→ **Problem requirements**: Locate the lines of the listing below that hold "color", then copy each of them.

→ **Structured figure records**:
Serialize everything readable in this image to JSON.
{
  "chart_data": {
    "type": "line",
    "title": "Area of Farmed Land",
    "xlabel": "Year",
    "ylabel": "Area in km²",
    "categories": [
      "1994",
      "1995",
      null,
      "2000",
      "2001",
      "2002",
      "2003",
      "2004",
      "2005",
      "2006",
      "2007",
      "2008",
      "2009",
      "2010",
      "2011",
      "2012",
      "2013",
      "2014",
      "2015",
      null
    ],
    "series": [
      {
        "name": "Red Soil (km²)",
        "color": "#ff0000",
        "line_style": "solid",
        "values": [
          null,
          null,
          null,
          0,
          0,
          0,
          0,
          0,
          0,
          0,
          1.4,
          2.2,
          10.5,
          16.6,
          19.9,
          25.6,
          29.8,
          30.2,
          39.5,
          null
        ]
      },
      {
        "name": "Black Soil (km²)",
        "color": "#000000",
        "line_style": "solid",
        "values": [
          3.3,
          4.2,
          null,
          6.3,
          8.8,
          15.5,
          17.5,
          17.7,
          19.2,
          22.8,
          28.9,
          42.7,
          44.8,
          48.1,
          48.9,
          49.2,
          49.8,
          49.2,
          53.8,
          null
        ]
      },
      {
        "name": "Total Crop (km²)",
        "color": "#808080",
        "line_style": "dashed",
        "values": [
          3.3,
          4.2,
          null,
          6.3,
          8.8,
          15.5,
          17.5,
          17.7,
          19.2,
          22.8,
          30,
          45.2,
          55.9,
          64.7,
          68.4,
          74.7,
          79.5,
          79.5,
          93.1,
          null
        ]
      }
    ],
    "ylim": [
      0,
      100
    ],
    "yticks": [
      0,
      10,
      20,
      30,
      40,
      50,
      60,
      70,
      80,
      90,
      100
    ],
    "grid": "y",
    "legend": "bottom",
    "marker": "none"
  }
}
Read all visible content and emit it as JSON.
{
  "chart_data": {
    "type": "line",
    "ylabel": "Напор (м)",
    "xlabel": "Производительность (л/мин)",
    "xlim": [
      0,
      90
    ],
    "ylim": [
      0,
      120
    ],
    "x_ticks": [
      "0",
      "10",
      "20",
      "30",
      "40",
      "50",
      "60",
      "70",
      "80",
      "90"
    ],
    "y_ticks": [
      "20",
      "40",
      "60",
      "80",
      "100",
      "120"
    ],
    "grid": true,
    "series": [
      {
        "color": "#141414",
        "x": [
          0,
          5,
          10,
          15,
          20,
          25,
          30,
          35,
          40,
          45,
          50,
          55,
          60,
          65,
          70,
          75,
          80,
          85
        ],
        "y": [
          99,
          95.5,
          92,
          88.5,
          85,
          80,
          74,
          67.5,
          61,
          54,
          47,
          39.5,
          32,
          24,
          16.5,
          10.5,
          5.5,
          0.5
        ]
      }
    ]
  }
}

→ **Solved exercise**:
        "color": "#ff0000",
        "color": "#000000",
        "color": "#808080",
        "color": "#141414",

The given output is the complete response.